Entries shown —
——————————
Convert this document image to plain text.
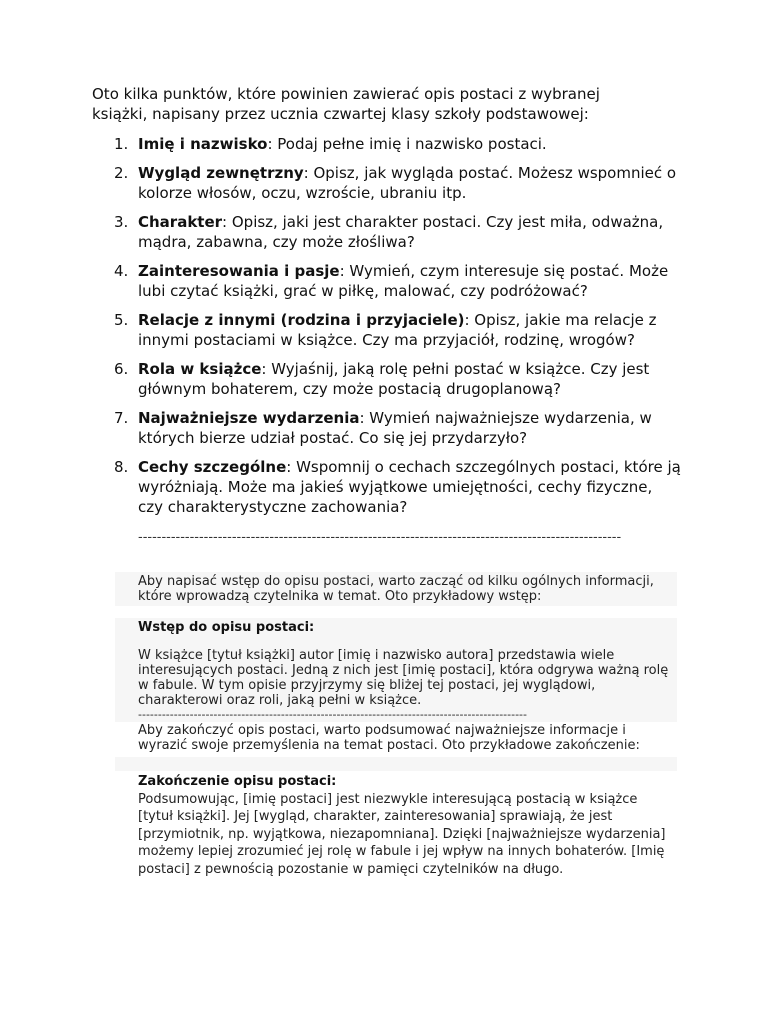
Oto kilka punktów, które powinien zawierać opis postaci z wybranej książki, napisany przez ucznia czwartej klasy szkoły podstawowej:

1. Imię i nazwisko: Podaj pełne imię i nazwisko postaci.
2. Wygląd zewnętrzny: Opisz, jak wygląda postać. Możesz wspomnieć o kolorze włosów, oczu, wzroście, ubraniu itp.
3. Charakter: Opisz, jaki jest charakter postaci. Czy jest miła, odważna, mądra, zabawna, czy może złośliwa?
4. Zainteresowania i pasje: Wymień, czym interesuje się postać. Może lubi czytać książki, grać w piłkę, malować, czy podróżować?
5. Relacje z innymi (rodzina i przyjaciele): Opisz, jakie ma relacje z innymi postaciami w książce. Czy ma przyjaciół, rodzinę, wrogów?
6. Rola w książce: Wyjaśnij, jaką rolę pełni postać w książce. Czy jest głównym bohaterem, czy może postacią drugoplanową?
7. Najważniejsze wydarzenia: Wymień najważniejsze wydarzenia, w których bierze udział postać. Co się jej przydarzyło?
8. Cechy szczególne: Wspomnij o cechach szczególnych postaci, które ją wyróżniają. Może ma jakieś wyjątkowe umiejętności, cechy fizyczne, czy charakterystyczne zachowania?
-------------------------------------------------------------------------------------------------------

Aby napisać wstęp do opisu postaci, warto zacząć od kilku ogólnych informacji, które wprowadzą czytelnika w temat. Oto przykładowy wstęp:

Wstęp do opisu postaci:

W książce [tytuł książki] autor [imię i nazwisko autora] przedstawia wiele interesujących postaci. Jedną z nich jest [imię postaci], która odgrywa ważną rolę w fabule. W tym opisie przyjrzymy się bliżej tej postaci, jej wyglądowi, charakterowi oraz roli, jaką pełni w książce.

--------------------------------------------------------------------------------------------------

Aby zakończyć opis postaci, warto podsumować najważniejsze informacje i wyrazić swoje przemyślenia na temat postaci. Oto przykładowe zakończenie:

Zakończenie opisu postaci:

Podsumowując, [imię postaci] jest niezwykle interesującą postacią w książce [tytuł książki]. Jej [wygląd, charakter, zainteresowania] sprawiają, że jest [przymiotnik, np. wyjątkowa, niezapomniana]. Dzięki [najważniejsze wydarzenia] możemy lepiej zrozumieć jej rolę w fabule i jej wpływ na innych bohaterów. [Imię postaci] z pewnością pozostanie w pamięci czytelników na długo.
——————————
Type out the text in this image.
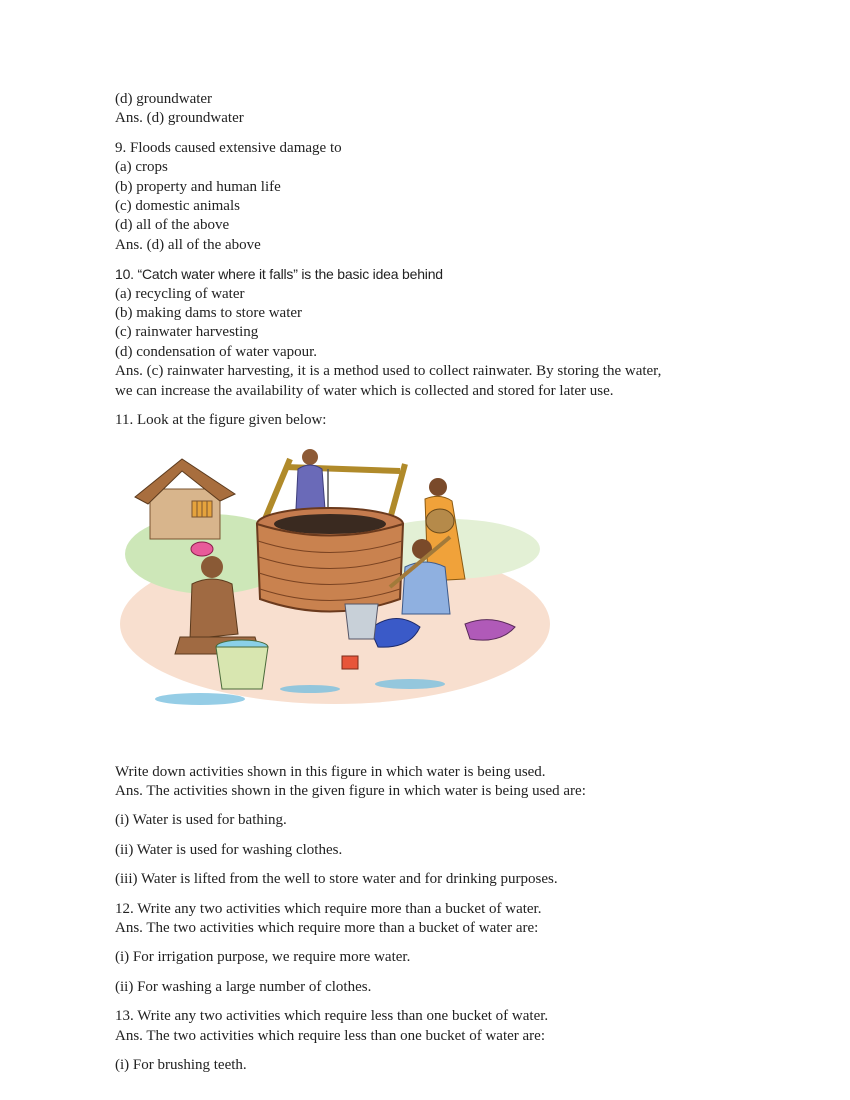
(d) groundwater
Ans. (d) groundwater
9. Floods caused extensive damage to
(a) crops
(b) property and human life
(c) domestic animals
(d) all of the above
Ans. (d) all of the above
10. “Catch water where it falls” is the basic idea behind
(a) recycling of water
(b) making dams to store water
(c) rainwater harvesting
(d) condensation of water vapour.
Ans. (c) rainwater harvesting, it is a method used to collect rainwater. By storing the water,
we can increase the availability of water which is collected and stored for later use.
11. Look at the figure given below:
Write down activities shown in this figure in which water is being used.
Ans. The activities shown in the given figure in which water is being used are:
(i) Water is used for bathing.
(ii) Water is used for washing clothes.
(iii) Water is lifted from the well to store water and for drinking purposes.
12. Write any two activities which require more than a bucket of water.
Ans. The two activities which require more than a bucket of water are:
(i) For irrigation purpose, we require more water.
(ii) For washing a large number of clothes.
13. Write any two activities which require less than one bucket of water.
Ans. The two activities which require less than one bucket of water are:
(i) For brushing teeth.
——————————
Exercise instructions — Find how many lines of the material carry the string "given". Only the number should be in the answer.

Solution — 2